#### Em que consiste:
Reescreva como uma lista curta o parágrafo do texto citado que começa com "Nos meandros da modernidade", mantendo seus fatos principais.

#### Texto citado:

-=-=-=-=-

2. Nos meandros da modernidade, o capital engoliu o contrato social. O que era vontade geral de um Povo governado pelo poder soberano transformou-se em opinião pública de uma Massa móvel submetida às formas institucionalizadas do poder disciplinar. De povo governado por uma política palaciana passamos à massa disciplinada pela política representativa. Se o modelo jurídico do contrato social e a noção de povo ruíram juntamente com a forma do poder soberano em algum momento da história da modernidade, parece certo que o descrédito da política representativa e o esvaziamento da noção de opinião pública acompanham hoje a crise da sociedade disciplinar e seus mecanismos de massificação. Ora, não é outra coisa senão essa crise ou mutação que presenciamos hoje. Desse modo, na contramão do que gritavam boa parte dos manifestantes, não foi o povo quem acordou. O povo está morto. E já faz tempo. Ele virou massa, e massa já está deixando de ser. É justamente isso que anda arrepiando os cabelos das pessoas, a impossibilidade de modular uma massa informe como antigamente. Em meio às ondas telemáticas e ao ciberespaço interplanetário a massa escorreu e deslizou para outra coisa, anda assustadoramente insistindo em diferir de si mesma.
3. O Povo está morto. E o que está morto não pode simplesmente renascer. Não é no conjunto de relações contratuais estabelecidas entre governantes e governados que encontraremos respostas para os novos problemas. A Massa diferiu. A modulação do corpo social operada no espaço fechado das fábricas e das escolas e na ordem do tempo da ciência moderna deixou de ressoar. Estamos na crista de uma descontinuidade histórica. O mundo mudou. E não é recorrendo a velhas respostas e esquematismos conceituais gastos e inviabilizados por todos os lados pelo próprio devir da História que alcançaremos uma compreensão razoável dos acontecimentos. Vivemos o tempo da Multidão. Não uma multidão negativa que segundo as análises clássicas de Hobbes e Rousseau caberia ao poder soberano dominar e domesticar. Mas uma nova modalidade de multidão que se assemelha a um estranho tipo de proletariado imaterial, em rede e conectado, que não converge numa vontade geral, escapa a qualquer tipo de unidade política e não se reflete de forma alguma no modelo do Estado. Tratar-se ia antes de uma sorte de rede imperial interplanetária composta por singularidades instáveis e imprevisíveis que respondem a uma multiplicidade de estímulos de ondas telemáticas. Somente observando com olhos atentos esse estranho quadro atual entende-se por que as formas históricas do “governado” e do “representado” foram esvaziadas de sentido e há um descompasso incrivelmente anacrônico entre esse novo modo de existência que vem sendo gestado na velocidade da tecnologia da informação e as instâncias tradicionais da política régia e da representação. Todos tentam canalizar e decifrar a energia potencial da multidão a partir de uma linguagem antiga, como se tentássemos escutar e compreender os sinais de uma nova língua apelando a uma forma de escrita e a uma tábua de significados que foram enterrados nas areias do tempo. Todavia, o grande desafio não será ler os acontecimentos à luz de velhas operações de enquadramento, e sim procurar inventar novas combinações, explorando esse rearranjo de singularidades que observamos como quem olha para uma janela futurista.

-=-=-=-=-

#### Entradas de um conjunto de dados:
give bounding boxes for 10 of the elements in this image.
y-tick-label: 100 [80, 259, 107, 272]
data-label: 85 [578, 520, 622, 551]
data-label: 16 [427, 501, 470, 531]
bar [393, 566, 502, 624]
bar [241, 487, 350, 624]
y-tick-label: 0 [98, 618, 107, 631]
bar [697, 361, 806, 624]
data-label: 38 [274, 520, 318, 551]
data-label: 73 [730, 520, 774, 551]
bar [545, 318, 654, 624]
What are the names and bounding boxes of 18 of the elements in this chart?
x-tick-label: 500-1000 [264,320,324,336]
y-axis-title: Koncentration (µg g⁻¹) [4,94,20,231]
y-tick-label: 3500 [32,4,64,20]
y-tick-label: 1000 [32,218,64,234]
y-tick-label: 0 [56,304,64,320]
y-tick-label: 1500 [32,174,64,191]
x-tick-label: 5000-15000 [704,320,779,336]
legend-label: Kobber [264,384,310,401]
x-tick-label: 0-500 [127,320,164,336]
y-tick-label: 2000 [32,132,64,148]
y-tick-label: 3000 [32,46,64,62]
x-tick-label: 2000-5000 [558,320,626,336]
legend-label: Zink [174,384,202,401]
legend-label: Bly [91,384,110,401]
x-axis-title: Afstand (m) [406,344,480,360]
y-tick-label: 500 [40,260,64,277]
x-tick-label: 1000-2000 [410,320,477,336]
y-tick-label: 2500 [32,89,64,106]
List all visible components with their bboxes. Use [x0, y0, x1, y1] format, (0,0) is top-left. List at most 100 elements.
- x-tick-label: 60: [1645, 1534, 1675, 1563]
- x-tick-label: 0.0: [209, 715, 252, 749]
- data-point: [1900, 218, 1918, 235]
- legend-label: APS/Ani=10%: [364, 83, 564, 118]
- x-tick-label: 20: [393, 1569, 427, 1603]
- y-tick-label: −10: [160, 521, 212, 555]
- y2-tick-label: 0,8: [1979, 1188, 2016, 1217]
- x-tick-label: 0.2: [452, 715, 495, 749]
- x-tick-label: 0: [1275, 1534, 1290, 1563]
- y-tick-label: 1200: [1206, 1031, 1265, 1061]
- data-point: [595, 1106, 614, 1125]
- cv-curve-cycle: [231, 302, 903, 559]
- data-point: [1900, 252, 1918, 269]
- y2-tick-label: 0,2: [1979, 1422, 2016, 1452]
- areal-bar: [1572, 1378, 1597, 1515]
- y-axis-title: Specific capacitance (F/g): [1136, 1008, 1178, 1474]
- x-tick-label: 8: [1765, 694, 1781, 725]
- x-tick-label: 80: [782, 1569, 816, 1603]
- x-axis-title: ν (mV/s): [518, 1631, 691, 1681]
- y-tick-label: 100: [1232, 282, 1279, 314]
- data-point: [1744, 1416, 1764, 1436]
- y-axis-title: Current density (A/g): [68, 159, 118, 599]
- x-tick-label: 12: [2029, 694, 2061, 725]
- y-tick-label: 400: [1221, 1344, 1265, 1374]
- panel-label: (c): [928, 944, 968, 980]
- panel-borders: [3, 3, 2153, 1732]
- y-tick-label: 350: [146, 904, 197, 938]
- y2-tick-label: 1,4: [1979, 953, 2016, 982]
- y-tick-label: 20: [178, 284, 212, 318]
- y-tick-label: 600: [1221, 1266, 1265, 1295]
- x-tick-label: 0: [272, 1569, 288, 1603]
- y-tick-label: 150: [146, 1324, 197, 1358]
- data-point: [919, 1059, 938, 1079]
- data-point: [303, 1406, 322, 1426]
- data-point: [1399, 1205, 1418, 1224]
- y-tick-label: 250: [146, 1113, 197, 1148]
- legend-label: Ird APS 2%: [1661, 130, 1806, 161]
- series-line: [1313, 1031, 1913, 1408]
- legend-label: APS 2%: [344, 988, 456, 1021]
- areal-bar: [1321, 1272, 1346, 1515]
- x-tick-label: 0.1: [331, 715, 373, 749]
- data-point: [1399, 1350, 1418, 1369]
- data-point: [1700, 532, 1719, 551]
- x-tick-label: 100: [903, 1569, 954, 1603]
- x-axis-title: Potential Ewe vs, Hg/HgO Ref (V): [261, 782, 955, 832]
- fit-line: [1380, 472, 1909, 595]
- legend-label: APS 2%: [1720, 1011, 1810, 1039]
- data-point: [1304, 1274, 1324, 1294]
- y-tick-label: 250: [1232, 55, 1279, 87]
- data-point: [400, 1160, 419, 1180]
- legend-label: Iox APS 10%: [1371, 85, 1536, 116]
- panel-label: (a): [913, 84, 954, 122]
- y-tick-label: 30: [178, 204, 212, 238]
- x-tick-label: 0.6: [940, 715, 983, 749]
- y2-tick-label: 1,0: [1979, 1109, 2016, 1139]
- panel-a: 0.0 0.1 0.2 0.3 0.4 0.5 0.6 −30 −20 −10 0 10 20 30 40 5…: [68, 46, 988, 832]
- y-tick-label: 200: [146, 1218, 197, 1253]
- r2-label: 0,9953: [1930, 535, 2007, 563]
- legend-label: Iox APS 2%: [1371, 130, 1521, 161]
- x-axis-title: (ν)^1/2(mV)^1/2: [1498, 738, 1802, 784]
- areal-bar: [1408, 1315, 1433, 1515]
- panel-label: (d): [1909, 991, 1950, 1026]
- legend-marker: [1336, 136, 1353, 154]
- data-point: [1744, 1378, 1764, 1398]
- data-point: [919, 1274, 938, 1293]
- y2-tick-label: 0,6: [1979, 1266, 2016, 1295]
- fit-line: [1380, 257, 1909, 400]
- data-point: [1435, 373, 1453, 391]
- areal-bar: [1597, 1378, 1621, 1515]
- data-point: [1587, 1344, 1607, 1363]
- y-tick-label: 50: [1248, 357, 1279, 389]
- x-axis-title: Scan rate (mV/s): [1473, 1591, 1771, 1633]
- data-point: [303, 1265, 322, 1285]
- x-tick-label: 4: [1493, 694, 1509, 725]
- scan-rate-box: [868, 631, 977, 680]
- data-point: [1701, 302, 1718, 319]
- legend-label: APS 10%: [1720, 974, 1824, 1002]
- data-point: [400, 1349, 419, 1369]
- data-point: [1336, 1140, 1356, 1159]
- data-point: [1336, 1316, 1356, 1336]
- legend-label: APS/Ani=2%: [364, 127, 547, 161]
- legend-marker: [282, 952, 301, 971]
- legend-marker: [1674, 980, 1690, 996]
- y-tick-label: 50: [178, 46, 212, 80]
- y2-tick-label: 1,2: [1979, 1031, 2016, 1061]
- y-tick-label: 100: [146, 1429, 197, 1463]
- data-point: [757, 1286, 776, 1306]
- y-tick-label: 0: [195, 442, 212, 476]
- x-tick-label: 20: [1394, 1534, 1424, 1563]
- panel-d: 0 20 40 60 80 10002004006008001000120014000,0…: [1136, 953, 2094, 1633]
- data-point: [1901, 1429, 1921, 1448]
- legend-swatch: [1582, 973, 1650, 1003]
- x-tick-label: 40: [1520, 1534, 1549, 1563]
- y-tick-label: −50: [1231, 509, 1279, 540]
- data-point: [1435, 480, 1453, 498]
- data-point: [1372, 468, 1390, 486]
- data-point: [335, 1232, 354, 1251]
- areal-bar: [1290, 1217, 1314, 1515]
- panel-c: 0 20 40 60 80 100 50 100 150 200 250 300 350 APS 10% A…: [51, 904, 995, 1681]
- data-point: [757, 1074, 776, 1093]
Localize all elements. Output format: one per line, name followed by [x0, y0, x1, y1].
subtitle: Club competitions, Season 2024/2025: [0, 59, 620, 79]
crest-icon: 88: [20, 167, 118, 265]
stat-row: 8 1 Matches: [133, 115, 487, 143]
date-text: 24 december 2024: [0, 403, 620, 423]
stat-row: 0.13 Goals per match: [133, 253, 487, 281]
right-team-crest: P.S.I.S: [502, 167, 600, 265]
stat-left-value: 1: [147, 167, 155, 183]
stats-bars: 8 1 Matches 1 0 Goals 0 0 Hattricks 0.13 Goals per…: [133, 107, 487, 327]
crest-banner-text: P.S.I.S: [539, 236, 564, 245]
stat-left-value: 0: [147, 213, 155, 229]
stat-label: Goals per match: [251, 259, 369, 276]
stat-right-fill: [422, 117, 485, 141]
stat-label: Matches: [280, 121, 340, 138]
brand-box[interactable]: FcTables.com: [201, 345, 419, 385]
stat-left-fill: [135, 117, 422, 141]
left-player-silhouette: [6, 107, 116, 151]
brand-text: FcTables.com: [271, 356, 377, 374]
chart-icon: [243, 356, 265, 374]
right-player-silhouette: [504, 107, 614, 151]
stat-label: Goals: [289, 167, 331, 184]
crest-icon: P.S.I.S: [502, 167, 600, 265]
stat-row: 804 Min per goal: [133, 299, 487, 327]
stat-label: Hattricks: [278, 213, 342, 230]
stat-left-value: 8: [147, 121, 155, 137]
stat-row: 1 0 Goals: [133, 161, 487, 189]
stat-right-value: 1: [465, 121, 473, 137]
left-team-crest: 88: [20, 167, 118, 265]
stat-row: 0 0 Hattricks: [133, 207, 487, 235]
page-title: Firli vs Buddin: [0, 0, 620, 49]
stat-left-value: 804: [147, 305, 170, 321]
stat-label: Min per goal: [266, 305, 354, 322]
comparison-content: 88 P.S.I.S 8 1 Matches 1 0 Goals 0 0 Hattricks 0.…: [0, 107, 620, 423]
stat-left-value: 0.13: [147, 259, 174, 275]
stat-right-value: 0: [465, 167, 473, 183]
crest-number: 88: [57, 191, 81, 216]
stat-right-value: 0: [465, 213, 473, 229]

-=-=-=-=-

#### Resolução do problema:
- Na modernidade, o capital engoliu o contrato social.
- A vontade geral de um Povo governado pelo poder soberano virou opinião pública de uma Massa submetida ao poder disciplinar. A política palaciana deu lugar à política representativa.
- O contrato social e a noção de povo ruíram com o poder soberano. Hoje, o descrédito da política representativa e o esvaziamento da opinião pública acompanham a crise da sociedade disciplinar e de seus mecanismos de massificação.
- Ao contrário do que gritava boa parte dos manifestantes, o povo não acordou. Ele está morto há tempo, virou massa, e a massa está deixando de ser.
- O que assusta é não ser mais possível modular uma massa informe como antigamente. Em meio às ondas telemáticas e ao ciberespaço, ela deslizou para outra coisa e insiste em diferir de si mesma.